■ Exercise description ■
Count the lines in the items below that contain the string "header", matching case exactly, and give only that number.

■ Records provided ■
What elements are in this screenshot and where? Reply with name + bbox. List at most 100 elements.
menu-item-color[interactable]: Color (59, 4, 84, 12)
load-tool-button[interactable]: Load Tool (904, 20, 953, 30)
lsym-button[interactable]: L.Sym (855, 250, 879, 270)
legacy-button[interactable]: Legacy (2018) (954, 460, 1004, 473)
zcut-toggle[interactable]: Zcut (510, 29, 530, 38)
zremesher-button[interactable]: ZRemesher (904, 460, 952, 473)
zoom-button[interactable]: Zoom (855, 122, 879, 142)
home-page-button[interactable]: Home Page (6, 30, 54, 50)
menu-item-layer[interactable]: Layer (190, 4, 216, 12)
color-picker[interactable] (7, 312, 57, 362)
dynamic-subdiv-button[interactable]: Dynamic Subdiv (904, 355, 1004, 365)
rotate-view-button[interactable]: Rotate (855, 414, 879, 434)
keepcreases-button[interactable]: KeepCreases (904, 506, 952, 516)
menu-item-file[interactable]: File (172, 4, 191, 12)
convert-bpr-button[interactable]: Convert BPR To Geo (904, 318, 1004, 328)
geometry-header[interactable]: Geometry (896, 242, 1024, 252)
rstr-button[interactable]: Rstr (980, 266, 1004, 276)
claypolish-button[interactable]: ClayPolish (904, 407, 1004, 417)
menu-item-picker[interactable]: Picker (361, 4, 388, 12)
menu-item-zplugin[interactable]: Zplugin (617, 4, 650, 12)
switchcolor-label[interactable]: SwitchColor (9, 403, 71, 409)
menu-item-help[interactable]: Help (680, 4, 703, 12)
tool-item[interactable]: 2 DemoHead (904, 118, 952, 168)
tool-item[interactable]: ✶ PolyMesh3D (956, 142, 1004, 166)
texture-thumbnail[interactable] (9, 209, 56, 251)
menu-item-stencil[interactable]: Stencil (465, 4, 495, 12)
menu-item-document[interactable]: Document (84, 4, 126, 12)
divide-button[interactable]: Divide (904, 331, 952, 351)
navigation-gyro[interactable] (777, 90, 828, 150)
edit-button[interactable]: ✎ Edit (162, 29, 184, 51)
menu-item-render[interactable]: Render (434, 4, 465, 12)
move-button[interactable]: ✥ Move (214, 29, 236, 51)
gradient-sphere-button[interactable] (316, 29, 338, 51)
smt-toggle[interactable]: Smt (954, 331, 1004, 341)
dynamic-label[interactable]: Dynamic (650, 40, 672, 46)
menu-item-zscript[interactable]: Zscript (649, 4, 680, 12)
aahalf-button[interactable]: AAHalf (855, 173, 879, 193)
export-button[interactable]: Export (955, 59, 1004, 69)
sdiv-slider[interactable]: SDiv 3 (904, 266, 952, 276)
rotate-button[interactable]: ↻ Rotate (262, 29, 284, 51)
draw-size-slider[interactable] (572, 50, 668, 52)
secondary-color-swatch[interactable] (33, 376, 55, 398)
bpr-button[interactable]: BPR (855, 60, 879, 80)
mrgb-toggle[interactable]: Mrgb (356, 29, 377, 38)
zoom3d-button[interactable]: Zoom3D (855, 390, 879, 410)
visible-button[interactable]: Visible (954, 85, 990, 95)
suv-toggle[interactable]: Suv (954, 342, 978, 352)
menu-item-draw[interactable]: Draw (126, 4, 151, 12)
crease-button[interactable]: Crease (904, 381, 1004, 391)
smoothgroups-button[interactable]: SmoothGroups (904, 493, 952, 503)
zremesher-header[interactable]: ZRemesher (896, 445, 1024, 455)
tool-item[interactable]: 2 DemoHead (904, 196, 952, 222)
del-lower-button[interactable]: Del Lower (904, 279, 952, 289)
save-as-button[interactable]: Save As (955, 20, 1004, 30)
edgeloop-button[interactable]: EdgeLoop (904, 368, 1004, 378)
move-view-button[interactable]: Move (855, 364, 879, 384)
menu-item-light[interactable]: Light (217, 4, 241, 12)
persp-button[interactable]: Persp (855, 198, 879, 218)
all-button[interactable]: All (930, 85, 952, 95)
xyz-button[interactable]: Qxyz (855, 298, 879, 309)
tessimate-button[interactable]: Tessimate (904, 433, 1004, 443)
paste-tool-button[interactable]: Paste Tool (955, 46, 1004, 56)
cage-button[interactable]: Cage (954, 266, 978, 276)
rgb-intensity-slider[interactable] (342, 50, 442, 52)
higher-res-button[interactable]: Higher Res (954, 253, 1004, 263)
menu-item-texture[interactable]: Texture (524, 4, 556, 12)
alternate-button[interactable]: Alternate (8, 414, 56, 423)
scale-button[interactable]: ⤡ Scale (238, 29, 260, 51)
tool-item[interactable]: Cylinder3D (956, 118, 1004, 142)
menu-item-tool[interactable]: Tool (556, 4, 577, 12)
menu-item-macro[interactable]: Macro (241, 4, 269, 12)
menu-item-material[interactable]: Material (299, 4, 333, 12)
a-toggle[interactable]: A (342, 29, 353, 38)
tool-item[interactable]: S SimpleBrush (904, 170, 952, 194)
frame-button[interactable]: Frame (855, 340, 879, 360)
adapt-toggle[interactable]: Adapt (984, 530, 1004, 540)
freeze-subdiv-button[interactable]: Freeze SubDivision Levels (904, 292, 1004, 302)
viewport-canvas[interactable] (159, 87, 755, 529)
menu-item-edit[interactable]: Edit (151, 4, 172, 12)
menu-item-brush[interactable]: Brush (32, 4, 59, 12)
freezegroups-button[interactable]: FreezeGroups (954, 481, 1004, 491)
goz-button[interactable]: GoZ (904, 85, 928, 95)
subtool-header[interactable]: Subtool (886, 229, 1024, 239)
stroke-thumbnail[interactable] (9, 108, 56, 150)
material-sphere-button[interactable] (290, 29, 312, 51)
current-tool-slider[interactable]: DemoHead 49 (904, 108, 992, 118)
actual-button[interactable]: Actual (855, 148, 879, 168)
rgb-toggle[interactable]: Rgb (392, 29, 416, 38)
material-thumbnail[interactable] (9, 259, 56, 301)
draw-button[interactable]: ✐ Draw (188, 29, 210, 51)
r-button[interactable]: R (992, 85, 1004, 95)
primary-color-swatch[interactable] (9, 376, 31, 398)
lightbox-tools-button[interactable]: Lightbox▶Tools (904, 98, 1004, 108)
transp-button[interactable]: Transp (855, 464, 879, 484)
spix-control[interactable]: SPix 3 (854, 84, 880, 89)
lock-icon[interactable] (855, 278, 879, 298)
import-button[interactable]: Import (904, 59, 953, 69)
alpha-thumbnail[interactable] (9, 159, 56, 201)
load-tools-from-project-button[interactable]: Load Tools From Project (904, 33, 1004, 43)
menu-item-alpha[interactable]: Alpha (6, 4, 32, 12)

■ Finished answer ■
3